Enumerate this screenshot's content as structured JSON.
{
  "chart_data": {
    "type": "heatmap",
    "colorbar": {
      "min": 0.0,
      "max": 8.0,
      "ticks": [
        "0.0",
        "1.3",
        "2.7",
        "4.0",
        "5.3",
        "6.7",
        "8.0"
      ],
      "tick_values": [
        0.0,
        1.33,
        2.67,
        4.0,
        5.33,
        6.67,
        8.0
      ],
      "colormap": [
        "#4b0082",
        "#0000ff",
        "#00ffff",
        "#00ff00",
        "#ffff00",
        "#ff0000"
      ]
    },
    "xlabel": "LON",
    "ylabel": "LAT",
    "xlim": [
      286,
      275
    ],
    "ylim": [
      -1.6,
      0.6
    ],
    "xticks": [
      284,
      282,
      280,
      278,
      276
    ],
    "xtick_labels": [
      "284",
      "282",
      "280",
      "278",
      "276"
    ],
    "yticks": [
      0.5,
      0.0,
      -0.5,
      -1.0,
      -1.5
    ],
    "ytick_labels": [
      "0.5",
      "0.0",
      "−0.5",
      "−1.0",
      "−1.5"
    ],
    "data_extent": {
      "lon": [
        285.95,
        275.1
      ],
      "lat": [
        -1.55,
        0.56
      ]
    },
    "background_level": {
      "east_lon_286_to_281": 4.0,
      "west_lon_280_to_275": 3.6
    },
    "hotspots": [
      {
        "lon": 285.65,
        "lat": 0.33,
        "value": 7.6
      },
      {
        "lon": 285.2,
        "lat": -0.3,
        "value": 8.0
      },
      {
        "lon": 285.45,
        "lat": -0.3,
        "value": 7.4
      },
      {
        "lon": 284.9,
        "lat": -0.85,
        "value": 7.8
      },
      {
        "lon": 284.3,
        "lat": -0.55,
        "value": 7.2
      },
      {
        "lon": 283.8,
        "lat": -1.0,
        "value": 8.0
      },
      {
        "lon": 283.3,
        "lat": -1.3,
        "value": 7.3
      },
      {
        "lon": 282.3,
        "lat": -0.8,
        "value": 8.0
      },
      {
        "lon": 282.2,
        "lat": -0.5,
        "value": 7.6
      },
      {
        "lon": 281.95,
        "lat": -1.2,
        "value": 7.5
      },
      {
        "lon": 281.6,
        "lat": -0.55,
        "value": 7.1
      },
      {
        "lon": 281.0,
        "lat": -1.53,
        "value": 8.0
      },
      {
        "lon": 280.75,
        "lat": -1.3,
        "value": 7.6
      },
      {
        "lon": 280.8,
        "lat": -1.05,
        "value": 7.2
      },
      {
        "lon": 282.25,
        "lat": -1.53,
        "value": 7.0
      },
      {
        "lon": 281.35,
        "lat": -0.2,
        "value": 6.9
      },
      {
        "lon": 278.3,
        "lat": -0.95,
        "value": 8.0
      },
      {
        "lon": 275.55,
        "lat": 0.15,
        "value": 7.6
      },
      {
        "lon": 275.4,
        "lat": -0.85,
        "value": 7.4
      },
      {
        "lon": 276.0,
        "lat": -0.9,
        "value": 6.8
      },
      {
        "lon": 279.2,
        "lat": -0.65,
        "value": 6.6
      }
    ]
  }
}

**INSTRUCTIONS FOR THE TASK**
Reproduce each entry from the records above, character for character.

**FINAL ANSWER**
Enumerate this screenshot's content as structured JSON.
{
  "chart_data": {
    "type": "heatmap",
    "colorbar": {
      "min": 0.0,
      "max": 8.0,
      "ticks": [
        "0.0",
        "1.3",
        "2.7",
        "4.0",
        "5.3",
        "6.7",
        "8.0"
      ],
      "tick_values": [
        0.0,
        1.33,
        2.67,
        4.0,
        5.33,
        6.67,
        8.0
      ],
      "colormap": [
        "#4b0082",
        "#0000ff",
        "#00ffff",
        "#00ff00",
        "#ffff00",
        "#ff0000"
      ]
    },
    "xlabel": "LON",
    "ylabel": "LAT",
    "xlim": [
      286,
      275
    ],
    "ylim": [
      -1.6,
      0.6
    ],
    "xticks": [
      284,
      282,
      280,
      278,
      276
    ],
    "xtick_labels": [
      "284",
      "282",
      "280",
      "278",
      "276"
    ],
    "yticks": [
      0.5,
      0.0,
      -0.5,
      -1.0,
      -1.5
    ],
    "ytick_labels": [
      "0.5",
      "0.0",
      "−0.5",
      "−1.0",
      "−1.5"
    ],
    "data_extent": {
      "lon": [
        285.95,
        275.1
      ],
      "lat": [
        -1.55,
        0.56
      ]
    },
    "background_level": {
      "east_lon_286_to_281": 4.0,
      "west_lon_280_to_275": 3.6
    },
    "hotspots": [
      {
        "lon": 285.65,
        "lat": 0.33,
        "value": 7.6
      },
      {
        "lon": 285.2,
        "lat": -0.3,
        "value": 8.0
      },
      {
        "lon": 285.45,
        "lat": -0.3,
        "value": 7.4
      },
      {
        "lon": 284.9,
        "lat": -0.85,
        "value": 7.8
      },
      {
        "lon": 284.3,
        "lat": -0.55,
        "value": 7.2
      },
      {
        "lon": 283.8,
        "lat": -1.0,
        "value": 8.0
      },
      {
        "lon": 283.3,
        "lat": -1.3,
        "value": 7.3
      },
      {
        "lon": 282.3,
        "lat": -0.8,
        "value": 8.0
      },
      {
        "lon": 282.2,
        "lat": -0.5,
        "value": 7.6
      },
      {
        "lon": 281.95,
        "lat": -1.2,
        "value": 7.5
      },
      {
        "lon": 281.6,
        "lat": -0.55,
        "value": 7.1
      },
      {
        "lon": 281.0,
        "lat": -1.53,
        "value": 8.0
      },
      {
        "lon": 280.75,
        "lat": -1.3,
        "value": 7.6
      },
      {
        "lon": 280.8,
        "lat": -1.05,
        "value": 7.2
      },
      {
        "lon": 282.25,
        "lat": -1.53,
        "value": 7.0
      },
      {
        "lon": 281.35,
        "lat": -0.2,
        "value": 6.9
      },
      {
        "lon": 278.3,
        "lat": -0.95,
        "value": 8.0
      },
      {
        "lon": 275.55,
        "lat": 0.15,
        "value": 7.6
      },
      {
        "lon": 275.4,
        "lat": -0.85,
        "value": 7.4
      },
      {
        "lon": 276.0,
        "lat": -0.9,
        "value": 6.8
      },
      {
        "lon": 279.2,
        "lat": -0.65,
        "value": 6.6
      }
    ]
  }
}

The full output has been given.